Task prompt
Copy each of the entries below faithfully, setting aside any pictures.

+++ Data to process

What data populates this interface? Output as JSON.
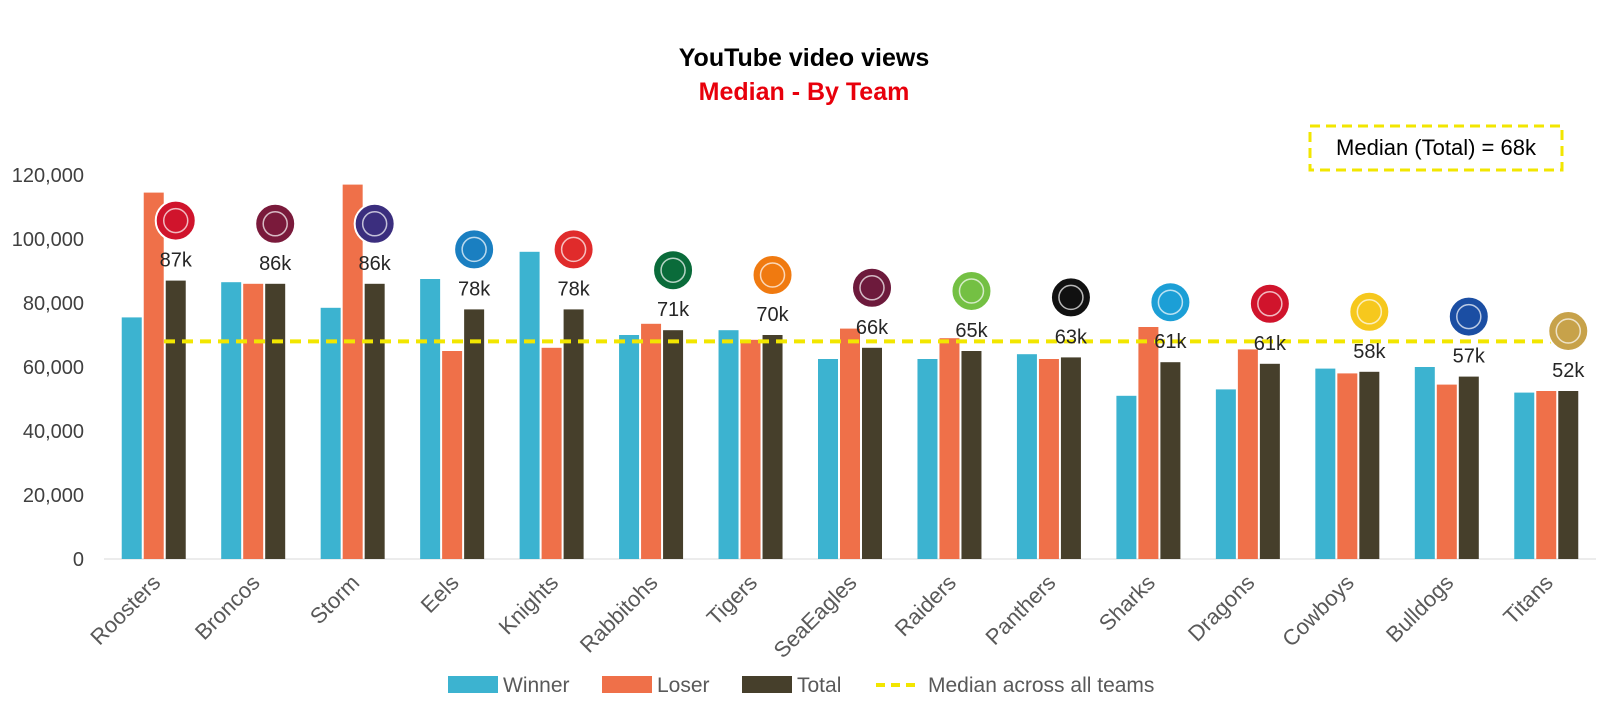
{
  "colors": {
    "winner": "#3cb3d0",
    "loser": "#ef7049",
    "total": "#463f2b",
    "median_line": "#f2e600",
    "subtitle": "#e8000b"
  },
  "median_note": "Median (Total) = 68k",
  "logos": [
    {
      "team": "Roosters",
      "icon": "roosters-logo",
      "color": "#d0142c"
    },
    {
      "team": "Broncos",
      "icon": "broncos-logo",
      "color": "#7a1a3b"
    },
    {
      "team": "Storm",
      "icon": "storm-logo",
      "color": "#3b2e7e"
    },
    {
      "team": "Eels",
      "icon": "eels-logo",
      "color": "#1a7fc1"
    },
    {
      "team": "Knights",
      "icon": "knights-logo",
      "color": "#e02b2b"
    },
    {
      "team": "Rabbitohs",
      "icon": "rabbitohs-logo",
      "color": "#0a6b3a"
    },
    {
      "team": "Tigers",
      "icon": "tigers-logo",
      "color": "#f07a10"
    },
    {
      "team": "SeaEagles",
      "icon": "seaeagles-logo",
      "color": "#6d1a3c"
    },
    {
      "team": "Raiders",
      "icon": "raiders-logo",
      "color": "#74c043"
    },
    {
      "team": "Panthers",
      "icon": "panthers-logo",
      "color": "#111111"
    },
    {
      "team": "Sharks",
      "icon": "sharks-logo",
      "color": "#1c9fd6"
    },
    {
      "team": "Dragons",
      "icon": "dragons-logo",
      "color": "#d0142c"
    },
    {
      "team": "Cowboys",
      "icon": "cowboys-logo",
      "color": "#f6c81d"
    },
    {
      "team": "Bulldogs",
      "icon": "bulldogs-logo",
      "color": "#1b4ea3"
    },
    {
      "team": "Titans",
      "icon": "titans-logo",
      "color": "#c7a24a"
    }
  ],
  "chart_data": {
    "type": "bar",
    "title": "YouTube video views",
    "subtitle": "Median - By Team",
    "xlabel": "",
    "ylabel": "",
    "ylim": [
      0,
      120000
    ],
    "yticks": [
      0,
      20000,
      40000,
      60000,
      80000,
      100000,
      120000
    ],
    "ytick_labels": [
      "0",
      "20,000",
      "40,000",
      "60,000",
      "80,000",
      "100,000",
      "120,000"
    ],
    "grid": false,
    "legend_position": "bottom",
    "categories": [
      "Roosters",
      "Broncos",
      "Storm",
      "Eels",
      "Knights",
      "Rabbitohs",
      "Tigers",
      "SeaEagles",
      "Raiders",
      "Panthers",
      "Sharks",
      "Dragons",
      "Cowboys",
      "Bulldogs",
      "Titans"
    ],
    "series": [
      {
        "name": "Winner",
        "values": [
          75500,
          86500,
          78500,
          87500,
          96000,
          70000,
          71500,
          62500,
          62500,
          64000,
          51000,
          53000,
          59500,
          60000,
          52000
        ]
      },
      {
        "name": "Loser",
        "values": [
          114500,
          86000,
          117000,
          65000,
          66000,
          73500,
          68500,
          72000,
          69000,
          62500,
          72500,
          65500,
          58000,
          54500,
          52500
        ]
      },
      {
        "name": "Total",
        "values": [
          87000,
          86000,
          86000,
          78000,
          78000,
          71500,
          70000,
          66000,
          65000,
          63000,
          61500,
          61000,
          58500,
          57000,
          52500
        ]
      }
    ],
    "total_labels": [
      "87k",
      "86k",
      "86k",
      "78k",
      "78k",
      "71k",
      "70k",
      "66k",
      "65k",
      "63k",
      "61k",
      "61k",
      "58k",
      "57k",
      "52k"
    ],
    "median_line": {
      "name": "Median across all teams",
      "value": 68000
    }
  }
}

++++++

The response
What data populates this interface? Output as JSON.
{
  "colors": {
    "winner": "#3cb3d0",
    "loser": "#ef7049",
    "total": "#463f2b",
    "median_line": "#f2e600",
    "subtitle": "#e8000b"
  },
  "median_note": "Median (Total) = 68k",
  "logos": [
    {
      "team": "Roosters",
      "icon": "roosters-logo",
      "color": "#d0142c"
    },
    {
      "team": "Broncos",
      "icon": "broncos-logo",
      "color": "#7a1a3b"
    },
    {
      "team": "Storm",
      "icon": "storm-logo",
      "color": "#3b2e7e"
    },
    {
      "team": "Eels",
      "icon": "eels-logo",
      "color": "#1a7fc1"
    },
    {
      "team": "Knights",
      "icon": "knights-logo",
      "color": "#e02b2b"
    },
    {
      "team": "Rabbitohs",
      "icon": "rabbitohs-logo",
      "color": "#0a6b3a"
    },
    {
      "team": "Tigers",
      "icon": "tigers-logo",
      "color": "#f07a10"
    },
    {
      "team": "SeaEagles",
      "icon": "seaeagles-logo",
      "color": "#6d1a3c"
    },
    {
      "team": "Raiders",
      "icon": "raiders-logo",
      "color": "#74c043"
    },
    {
      "team": "Panthers",
      "icon": "panthers-logo",
      "color": "#111111"
    },
    {
      "team": "Sharks",
      "icon": "sharks-logo",
      "color": "#1c9fd6"
    },
    {
      "team": "Dragons",
      "icon": "dragons-logo",
      "color": "#d0142c"
    },
    {
      "team": "Cowboys",
      "icon": "cowboys-logo",
      "color": "#f6c81d"
    },
    {
      "team": "Bulldogs",
      "icon": "bulldogs-logo",
      "color": "#1b4ea3"
    },
    {
      "team": "Titans",
      "icon": "titans-logo",
      "color": "#c7a24a"
    }
  ],
  "chart_data": {
    "type": "bar",
    "title": "YouTube video views",
    "subtitle": "Median - By Team",
    "xlabel": "",
    "ylabel": "",
    "ylim": [
      0,
      120000
    ],
    "yticks": [
      0,
      20000,
      40000,
      60000,
      80000,
      100000,
      120000
    ],
    "ytick_labels": [
      "0",
      "20,000",
      "40,000",
      "60,000",
      "80,000",
      "100,000",
      "120,000"
    ],
    "grid": false,
    "legend_position": "bottom",
    "categories": [
      "Roosters",
      "Broncos",
      "Storm",
      "Eels",
      "Knights",
      "Rabbitohs",
      "Tigers",
      "SeaEagles",
      "Raiders",
      "Panthers",
      "Sharks",
      "Dragons",
      "Cowboys",
      "Bulldogs",
      "Titans"
    ],
    "series": [
      {
        "name": "Winner",
        "values": [
          75500,
          86500,
          78500,
          87500,
          96000,
          70000,
          71500,
          62500,
          62500,
          64000,
          51000,
          53000,
          59500,
          60000,
          52000
        ]
      },
      {
        "name": "Loser",
        "values": [
          114500,
          86000,
          117000,
          65000,
          66000,
          73500,
          68500,
          72000,
          69000,
          62500,
          72500,
          65500,
          58000,
          54500,
          52500
        ]
      },
      {
        "name": "Total",
        "values": [
          87000,
          86000,
          86000,
          78000,
          78000,
          71500,
          70000,
          66000,
          65000,
          63000,
          61500,
          61000,
          58500,
          57000,
          52500
        ]
      }
    ],
    "total_labels": [
      "87k",
      "86k",
      "86k",
      "78k",
      "78k",
      "71k",
      "70k",
      "66k",
      "65k",
      "63k",
      "61k",
      "61k",
      "58k",
      "57k",
      "52k"
    ],
    "median_line": {
      "name": "Median across all teams",
      "value": 68000
    }
  }
}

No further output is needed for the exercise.